» What you will do: Answer with a single number: the count of lines that hold "根据工号提取出人员对应的手机号码".

====

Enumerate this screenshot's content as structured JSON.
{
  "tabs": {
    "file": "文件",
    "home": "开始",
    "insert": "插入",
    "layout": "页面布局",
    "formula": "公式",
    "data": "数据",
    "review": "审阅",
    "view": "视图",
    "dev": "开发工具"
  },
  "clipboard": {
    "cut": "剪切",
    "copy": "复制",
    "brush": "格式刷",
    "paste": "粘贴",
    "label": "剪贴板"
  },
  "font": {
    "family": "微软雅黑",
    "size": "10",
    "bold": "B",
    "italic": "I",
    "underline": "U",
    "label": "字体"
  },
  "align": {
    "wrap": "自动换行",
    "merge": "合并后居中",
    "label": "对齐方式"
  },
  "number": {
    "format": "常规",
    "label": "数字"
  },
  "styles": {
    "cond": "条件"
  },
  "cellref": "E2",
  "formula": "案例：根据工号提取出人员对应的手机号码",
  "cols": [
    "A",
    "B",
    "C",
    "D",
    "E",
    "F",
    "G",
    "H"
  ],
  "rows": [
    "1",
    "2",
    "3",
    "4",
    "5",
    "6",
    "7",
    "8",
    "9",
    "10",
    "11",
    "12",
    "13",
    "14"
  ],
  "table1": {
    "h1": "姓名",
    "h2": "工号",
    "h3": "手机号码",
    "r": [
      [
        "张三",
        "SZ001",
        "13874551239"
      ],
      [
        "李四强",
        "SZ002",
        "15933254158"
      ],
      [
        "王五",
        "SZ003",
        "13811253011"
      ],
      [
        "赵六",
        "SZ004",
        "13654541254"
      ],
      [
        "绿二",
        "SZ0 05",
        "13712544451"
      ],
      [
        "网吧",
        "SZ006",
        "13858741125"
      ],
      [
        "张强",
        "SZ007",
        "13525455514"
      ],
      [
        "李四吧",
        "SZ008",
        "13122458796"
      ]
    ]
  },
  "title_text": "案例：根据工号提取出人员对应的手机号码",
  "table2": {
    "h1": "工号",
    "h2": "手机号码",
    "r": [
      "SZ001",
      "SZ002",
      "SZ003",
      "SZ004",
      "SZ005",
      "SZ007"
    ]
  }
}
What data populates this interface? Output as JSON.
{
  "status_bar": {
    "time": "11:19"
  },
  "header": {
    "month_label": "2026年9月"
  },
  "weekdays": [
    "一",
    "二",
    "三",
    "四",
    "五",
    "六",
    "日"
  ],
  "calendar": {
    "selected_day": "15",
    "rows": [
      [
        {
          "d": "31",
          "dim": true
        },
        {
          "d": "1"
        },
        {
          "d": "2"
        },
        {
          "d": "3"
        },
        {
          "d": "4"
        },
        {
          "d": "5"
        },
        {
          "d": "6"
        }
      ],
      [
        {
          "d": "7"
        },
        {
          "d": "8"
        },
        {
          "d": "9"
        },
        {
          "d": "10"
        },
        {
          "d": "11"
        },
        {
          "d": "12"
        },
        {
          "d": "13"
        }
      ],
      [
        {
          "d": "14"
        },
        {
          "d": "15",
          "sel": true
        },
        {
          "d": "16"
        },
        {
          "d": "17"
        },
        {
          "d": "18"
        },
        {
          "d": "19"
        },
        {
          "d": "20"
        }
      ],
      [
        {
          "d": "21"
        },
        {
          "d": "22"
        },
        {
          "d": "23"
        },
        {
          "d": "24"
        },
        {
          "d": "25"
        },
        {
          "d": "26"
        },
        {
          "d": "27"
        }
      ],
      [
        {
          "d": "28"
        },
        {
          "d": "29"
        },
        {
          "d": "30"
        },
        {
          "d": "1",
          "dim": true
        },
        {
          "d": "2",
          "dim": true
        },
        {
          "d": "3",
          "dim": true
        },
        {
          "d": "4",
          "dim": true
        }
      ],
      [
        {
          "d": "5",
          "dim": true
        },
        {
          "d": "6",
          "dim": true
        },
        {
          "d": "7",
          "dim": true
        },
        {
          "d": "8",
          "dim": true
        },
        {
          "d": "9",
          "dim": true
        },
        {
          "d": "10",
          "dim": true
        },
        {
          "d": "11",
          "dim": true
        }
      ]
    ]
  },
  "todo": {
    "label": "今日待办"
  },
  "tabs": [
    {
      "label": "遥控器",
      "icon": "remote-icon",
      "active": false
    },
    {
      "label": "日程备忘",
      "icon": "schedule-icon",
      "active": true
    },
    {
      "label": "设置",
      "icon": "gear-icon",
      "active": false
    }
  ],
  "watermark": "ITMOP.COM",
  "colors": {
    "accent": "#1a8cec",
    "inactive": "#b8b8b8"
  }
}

====

» The result: 2